§ Request:
Filter the data for lines with the word "야옹서가", then copy every line so identified.

§ Dataset records:
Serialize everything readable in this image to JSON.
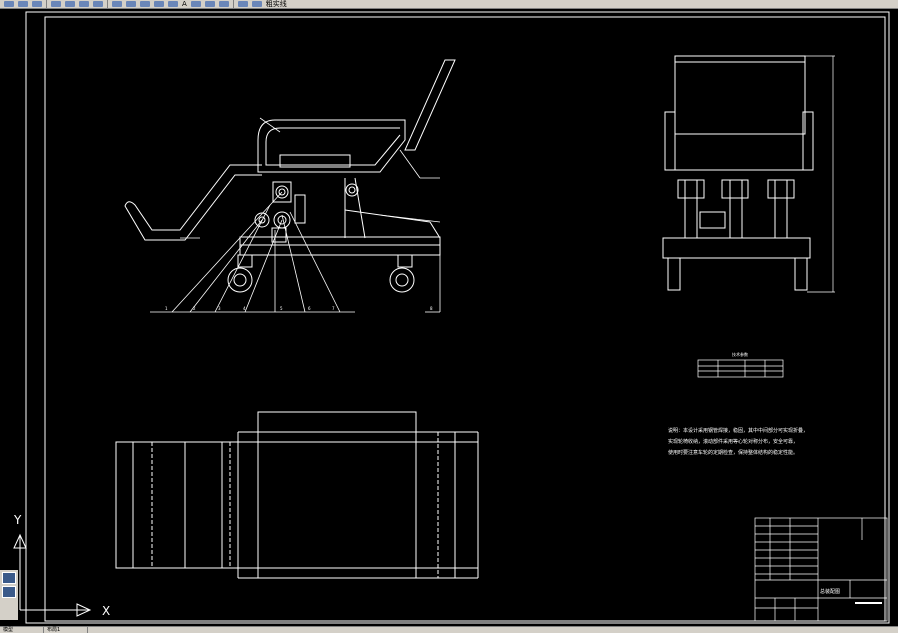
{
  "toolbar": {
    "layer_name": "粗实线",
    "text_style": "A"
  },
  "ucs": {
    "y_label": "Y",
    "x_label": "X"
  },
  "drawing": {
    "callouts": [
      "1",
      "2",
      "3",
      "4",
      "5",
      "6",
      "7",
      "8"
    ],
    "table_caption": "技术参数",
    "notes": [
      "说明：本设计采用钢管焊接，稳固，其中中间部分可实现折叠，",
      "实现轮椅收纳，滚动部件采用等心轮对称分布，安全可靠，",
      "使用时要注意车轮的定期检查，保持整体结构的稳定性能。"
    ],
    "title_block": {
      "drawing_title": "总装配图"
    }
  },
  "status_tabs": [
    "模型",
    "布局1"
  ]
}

---

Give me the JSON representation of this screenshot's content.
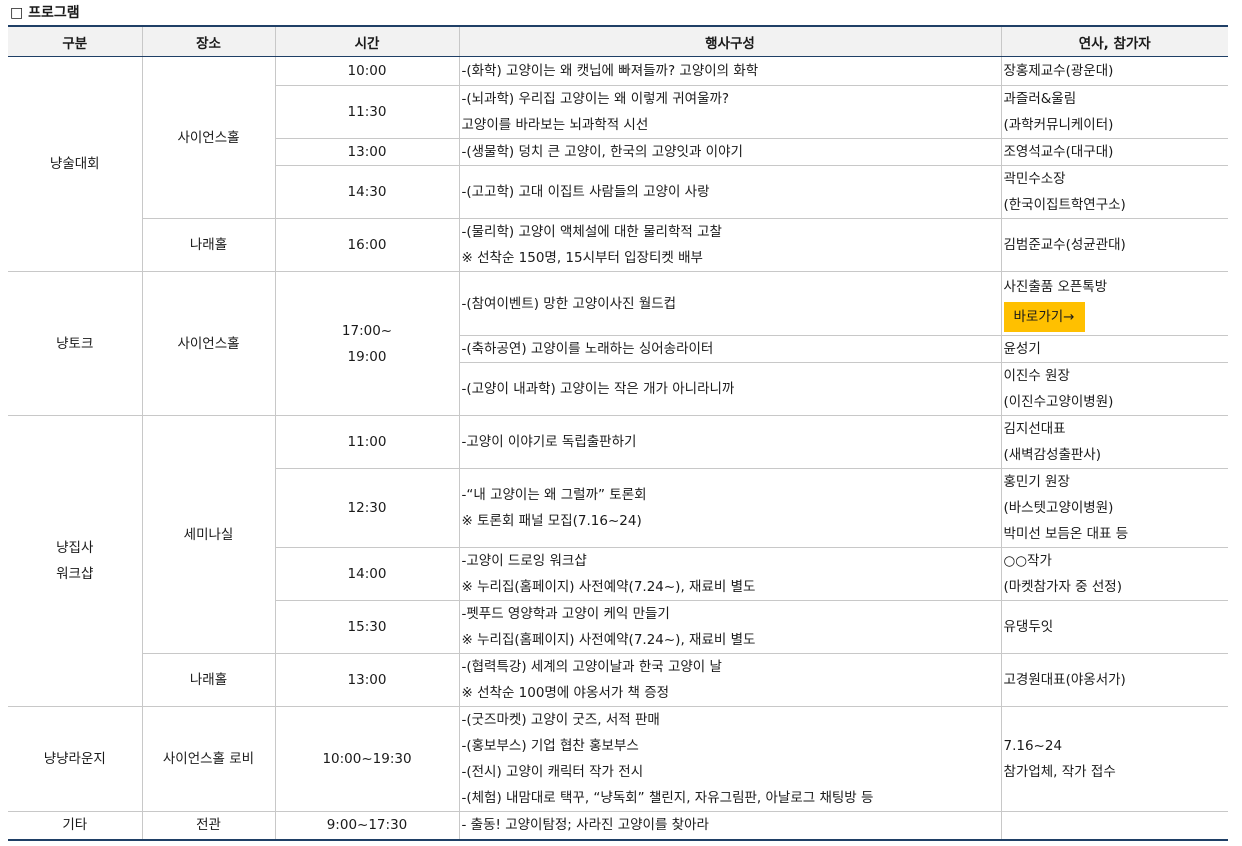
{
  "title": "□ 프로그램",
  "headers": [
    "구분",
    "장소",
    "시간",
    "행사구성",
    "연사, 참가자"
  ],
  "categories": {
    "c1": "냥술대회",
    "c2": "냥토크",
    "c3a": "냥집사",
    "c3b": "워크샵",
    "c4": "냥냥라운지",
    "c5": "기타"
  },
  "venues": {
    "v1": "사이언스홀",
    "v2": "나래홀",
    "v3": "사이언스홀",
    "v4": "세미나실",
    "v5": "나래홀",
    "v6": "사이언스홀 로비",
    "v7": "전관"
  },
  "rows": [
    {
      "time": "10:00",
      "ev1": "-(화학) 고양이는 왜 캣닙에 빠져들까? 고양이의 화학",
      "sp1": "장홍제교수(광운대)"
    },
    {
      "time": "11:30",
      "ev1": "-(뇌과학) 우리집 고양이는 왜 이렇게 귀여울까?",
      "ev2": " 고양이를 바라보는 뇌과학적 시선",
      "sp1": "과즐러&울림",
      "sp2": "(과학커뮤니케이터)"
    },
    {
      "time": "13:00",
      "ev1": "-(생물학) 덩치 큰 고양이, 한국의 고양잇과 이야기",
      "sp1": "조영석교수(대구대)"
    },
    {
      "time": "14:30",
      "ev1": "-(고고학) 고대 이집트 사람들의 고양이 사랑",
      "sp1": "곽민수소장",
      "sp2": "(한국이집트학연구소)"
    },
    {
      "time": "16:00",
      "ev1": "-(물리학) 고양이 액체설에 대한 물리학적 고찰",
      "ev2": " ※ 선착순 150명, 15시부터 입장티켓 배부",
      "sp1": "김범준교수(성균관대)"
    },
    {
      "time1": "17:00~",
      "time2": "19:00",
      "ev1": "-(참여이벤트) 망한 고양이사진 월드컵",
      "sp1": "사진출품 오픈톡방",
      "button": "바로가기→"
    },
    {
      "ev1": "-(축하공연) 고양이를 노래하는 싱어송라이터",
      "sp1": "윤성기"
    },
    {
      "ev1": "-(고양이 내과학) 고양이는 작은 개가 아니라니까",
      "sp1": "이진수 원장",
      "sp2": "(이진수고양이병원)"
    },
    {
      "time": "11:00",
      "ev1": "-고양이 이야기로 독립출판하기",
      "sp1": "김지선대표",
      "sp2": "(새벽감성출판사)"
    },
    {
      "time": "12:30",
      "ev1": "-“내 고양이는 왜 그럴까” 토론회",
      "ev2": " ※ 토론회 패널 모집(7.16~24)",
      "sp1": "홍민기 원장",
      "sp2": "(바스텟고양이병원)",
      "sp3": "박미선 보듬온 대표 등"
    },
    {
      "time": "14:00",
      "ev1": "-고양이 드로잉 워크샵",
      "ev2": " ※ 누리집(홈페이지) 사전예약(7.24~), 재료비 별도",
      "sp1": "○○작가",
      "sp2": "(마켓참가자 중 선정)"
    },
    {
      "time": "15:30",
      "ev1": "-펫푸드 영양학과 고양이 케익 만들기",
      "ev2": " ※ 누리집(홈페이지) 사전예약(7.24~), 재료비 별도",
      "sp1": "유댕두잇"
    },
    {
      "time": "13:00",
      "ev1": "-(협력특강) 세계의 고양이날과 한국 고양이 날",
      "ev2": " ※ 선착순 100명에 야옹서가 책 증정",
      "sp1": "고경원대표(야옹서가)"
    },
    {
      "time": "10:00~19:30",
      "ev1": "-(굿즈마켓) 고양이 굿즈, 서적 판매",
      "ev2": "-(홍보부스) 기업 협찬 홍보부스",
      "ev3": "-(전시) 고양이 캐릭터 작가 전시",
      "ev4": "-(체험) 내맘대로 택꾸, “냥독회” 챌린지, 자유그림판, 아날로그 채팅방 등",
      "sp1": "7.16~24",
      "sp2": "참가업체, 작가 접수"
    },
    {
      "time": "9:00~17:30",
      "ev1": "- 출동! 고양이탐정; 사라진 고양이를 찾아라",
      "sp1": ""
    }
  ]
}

* * *

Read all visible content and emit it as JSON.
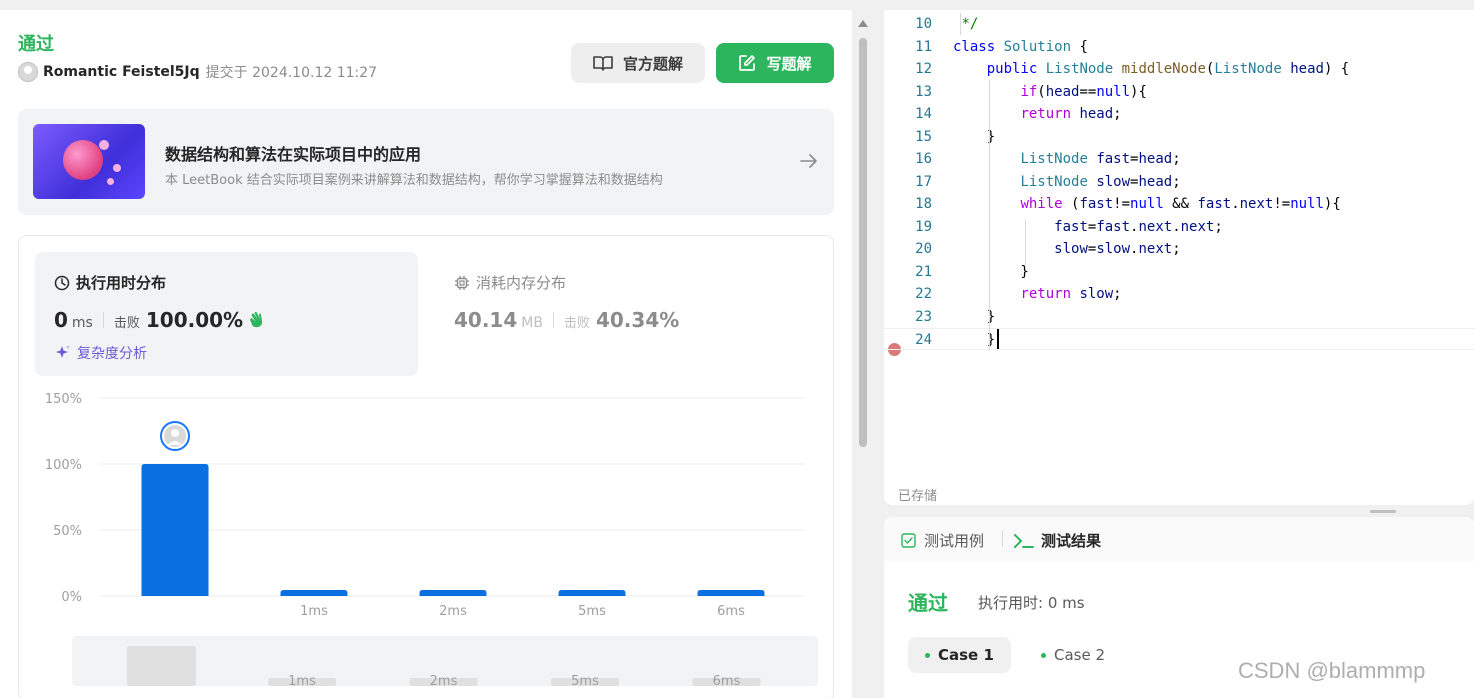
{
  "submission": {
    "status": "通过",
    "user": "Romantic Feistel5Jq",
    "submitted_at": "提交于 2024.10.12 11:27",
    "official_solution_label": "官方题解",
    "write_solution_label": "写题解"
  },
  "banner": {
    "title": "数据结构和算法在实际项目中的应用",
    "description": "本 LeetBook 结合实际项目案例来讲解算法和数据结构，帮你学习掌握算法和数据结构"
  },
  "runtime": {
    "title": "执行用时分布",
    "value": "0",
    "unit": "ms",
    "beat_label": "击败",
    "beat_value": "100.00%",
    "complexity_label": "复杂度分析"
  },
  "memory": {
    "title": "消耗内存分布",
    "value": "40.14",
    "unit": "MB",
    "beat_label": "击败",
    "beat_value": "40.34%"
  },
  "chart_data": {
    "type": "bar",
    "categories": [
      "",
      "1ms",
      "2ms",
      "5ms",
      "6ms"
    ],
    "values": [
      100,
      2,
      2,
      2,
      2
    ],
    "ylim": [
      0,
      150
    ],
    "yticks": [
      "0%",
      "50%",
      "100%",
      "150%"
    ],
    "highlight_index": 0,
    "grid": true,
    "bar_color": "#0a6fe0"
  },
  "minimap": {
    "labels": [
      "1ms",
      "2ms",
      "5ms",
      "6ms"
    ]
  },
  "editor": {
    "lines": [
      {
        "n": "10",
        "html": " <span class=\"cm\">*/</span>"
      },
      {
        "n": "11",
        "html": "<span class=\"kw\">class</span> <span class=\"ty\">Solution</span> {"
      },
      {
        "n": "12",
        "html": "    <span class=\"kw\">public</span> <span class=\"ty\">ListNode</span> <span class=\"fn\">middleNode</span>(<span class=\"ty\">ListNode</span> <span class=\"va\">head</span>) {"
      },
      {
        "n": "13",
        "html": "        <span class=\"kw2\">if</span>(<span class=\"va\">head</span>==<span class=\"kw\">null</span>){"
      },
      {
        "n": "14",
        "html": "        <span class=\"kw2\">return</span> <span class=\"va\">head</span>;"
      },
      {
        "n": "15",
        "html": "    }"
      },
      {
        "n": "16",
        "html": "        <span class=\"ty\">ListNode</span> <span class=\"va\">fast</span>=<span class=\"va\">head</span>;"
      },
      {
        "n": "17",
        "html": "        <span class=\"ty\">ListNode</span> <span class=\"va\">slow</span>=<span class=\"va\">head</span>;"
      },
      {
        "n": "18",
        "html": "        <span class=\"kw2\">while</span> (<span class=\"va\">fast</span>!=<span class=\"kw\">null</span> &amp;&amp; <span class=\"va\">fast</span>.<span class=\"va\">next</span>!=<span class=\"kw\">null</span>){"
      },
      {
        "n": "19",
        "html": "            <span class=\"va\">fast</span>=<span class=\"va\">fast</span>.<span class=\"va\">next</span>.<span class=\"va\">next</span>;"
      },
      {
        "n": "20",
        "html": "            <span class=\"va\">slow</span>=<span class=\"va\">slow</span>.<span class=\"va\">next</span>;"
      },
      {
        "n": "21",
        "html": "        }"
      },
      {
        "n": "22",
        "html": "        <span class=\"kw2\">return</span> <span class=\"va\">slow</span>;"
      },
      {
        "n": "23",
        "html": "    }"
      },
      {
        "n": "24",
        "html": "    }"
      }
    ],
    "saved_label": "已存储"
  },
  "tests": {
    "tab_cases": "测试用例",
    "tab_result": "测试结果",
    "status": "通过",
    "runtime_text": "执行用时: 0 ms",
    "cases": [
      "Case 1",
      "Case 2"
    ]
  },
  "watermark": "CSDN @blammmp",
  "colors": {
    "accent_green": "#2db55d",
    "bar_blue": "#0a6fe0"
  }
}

§ The result:
      "ev2": " ※ 선착순 100명에 야옹서가 책 증정",
      "sp1": "고경원대표(야옹서가)"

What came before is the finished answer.